'''
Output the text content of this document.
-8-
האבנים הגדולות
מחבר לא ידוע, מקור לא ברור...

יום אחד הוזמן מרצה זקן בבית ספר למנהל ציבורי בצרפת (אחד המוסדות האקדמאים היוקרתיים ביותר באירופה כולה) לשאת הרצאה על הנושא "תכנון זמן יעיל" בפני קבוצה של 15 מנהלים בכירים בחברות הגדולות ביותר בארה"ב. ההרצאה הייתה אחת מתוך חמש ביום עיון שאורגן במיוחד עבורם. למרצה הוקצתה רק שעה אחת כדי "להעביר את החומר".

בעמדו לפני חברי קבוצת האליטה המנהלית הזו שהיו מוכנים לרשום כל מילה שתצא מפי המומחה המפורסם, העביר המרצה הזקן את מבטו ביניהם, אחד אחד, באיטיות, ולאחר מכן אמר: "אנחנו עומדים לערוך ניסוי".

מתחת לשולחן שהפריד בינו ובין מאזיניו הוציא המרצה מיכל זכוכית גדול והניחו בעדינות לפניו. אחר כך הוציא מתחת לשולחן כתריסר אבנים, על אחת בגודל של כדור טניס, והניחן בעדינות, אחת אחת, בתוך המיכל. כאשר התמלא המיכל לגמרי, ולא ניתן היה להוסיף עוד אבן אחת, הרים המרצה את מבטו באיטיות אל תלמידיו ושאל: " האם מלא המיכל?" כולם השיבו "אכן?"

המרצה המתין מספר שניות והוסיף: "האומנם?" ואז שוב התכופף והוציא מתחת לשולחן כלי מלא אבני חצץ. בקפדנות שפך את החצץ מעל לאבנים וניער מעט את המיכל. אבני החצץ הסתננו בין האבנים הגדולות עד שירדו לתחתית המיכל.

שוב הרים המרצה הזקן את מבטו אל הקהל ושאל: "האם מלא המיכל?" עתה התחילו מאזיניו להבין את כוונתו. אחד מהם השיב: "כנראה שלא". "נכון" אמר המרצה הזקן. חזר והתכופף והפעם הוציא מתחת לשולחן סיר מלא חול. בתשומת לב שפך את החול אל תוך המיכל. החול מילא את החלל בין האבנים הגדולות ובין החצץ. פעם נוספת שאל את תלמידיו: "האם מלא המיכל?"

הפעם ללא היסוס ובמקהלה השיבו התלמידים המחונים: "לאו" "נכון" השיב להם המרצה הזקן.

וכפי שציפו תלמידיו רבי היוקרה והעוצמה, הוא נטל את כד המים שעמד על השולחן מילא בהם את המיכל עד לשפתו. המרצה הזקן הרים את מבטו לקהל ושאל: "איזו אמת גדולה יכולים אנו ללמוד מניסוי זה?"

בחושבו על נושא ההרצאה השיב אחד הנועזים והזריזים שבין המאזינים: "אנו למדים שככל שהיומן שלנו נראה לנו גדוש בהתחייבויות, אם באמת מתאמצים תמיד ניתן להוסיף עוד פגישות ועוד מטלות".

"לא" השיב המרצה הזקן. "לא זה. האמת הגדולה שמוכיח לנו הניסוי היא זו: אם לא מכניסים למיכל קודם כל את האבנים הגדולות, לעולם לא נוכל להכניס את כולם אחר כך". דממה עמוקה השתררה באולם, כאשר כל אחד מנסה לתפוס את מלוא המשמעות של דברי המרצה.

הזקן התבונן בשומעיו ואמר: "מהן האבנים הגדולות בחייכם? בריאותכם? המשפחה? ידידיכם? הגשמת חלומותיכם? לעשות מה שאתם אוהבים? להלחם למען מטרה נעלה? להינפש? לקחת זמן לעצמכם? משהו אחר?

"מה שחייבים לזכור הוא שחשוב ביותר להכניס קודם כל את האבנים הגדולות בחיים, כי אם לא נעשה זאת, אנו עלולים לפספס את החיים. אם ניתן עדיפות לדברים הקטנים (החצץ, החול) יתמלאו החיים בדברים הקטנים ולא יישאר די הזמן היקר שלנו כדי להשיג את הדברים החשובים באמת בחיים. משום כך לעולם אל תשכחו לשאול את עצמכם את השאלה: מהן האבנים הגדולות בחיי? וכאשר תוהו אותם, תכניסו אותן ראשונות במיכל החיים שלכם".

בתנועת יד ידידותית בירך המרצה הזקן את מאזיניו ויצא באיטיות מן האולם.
'''
» Task description: Your task is to print the whole listing again exactly.

» Task response:
Output the text content of this document.
-8-
האבנים הגדולות
מחבר לא ידוע, מקור לא ברור...

יום אחד הוזמן מרצה זקן בבית ספר למנהל ציבורי בצרפת (אחד המוסדות האקדמאים היוקרתיים ביותר באירופה כולה) לשאת הרצאה על הנושא "תכנון זמן יעיל" בפני קבוצה של 15 מנהלים בכירים בחברות הגדולות ביותר בארה"ב. ההרצאה הייתה אחת מתוך חמש ביום עיון שאורגן במיוחד עבורם. למרצה הוקצתה רק שעה אחת כדי "להעביר את החומר".

בעמדו לפני חברי קבוצת האליטה המנהלית הזו שהיו מוכנים לרשום כל מילה שתצא מפי המומחה המפורסם, העביר המרצה הזקן את מבטו ביניהם, אחד אחד, באיטיות, ולאחר מכן אמר: "אנחנו עומדים לערוך ניסוי".

מתחת לשולחן שהפריד בינו ובין מאזיניו הוציא המרצה מיכל זכוכית גדול והניחו בעדינות לפניו. אחר כך הוציא מתחת לשולחן כתריסר אבנים, על אחת בגודל של כדור טניס, והניחן בעדינות, אחת אחת, בתוך המיכל. כאשר התמלא המיכל לגמרי, ולא ניתן היה להוסיף עוד אבן אחת, הרים המרצה את מבטו באיטיות אל תלמידיו ושאל: " האם מלא המיכל?" כולם השיבו "אכן?"

המרצה המתין מספר שניות והוסיף: "האומנם?" ואז שוב התכופף והוציא מתחת לשולחן כלי מלא אבני חצץ. בקפדנות שפך את החצץ מעל לאבנים וניער מעט את המיכל. אבני החצץ הסתננו בין האבנים הגדולות עד שירדו לתחתית המיכל.

שוב הרים המרצה הזקן את מבטו אל הקהל ושאל: "האם מלא המיכל?" עתה התחילו מאזיניו להבין את כוונתו. אחד מהם השיב: "כנראה שלא". "נכון" אמר המרצה הזקן. חזר והתכופף והפעם הוציא מתחת לשולחן סיר מלא חול. בתשומת לב שפך את החול אל תוך המיכל. החול מילא את החלל בין האבנים הגדולות ובין החצץ. פעם נוספת שאל את תלמידיו: "האם מלא המיכל?"

הפעם ללא היסוס ובמקהלה השיבו התלמידים המחונים: "לאו" "נכון" השיב להם המרצה הזקן.

וכפי שציפו תלמידיו רבי היוקרה והעוצמה, הוא נטל את כד המים שעמד על השולחן מילא בהם את המיכל עד לשפתו. המרצה הזקן הרים את מבטו לקהל ושאל: "איזו אמת גדולה יכולים אנו ללמוד מניסוי זה?"

בחושבו על נושא ההרצאה השיב אחד הנועזים והזריזים שבין המאזינים: "אנו למדים שככל שהיומן שלנו נראה לנו גדוש בהתחייבויות, אם באמת מתאמצים תמיד ניתן להוסיף עוד פגישות ועוד מטלות".

"לא" השיב המרצה הזקן. "לא זה. האמת הגדולה שמוכיח לנו הניסוי היא זו: אם לא מכניסים למיכל קודם כל את האבנים הגדולות, לעולם לא נוכל להכניס את כולם אחר כך". דממה עמוקה השתררה באולם, כאשר כל אחד מנסה לתפוס את מלוא המשמעות של דברי המרצה.

הזקן התבונן בשומעיו ואמר: "מהן האבנים הגדולות בחייכם? בריאותכם? המשפחה? ידידיכם? הגשמת חלומותיכם? לעשות מה שאתם אוהבים? להלחם למען מטרה נעלה? להינפש? לקחת זמן לעצמכם? משהו אחר?

"מה שחייבים לזכור הוא שחשוב ביותר להכניס קודם כל את האבנים הגדולות בחיים, כי אם לא נעשה זאת, אנו עלולים לפספס את החיים. אם ניתן עדיפות לדברים הקטנים (החצץ, החול) יתמלאו החיים בדברים הקטנים ולא יישאר די הזמן היקר שלנו כדי להשיג את הדברים החשובים באמת בחיים. משום כך לעולם אל תשכחו לשאול את עצמכם את השאלה: מהן האבנים הגדולות בחיי? וכאשר תוהו אותם, תכניסו אותן ראשונות במיכל החיים שלכם".

בתנועת יד ידידותית בירך המרצה הזקן את מאזיניו ויצא באיטיות מן האולם.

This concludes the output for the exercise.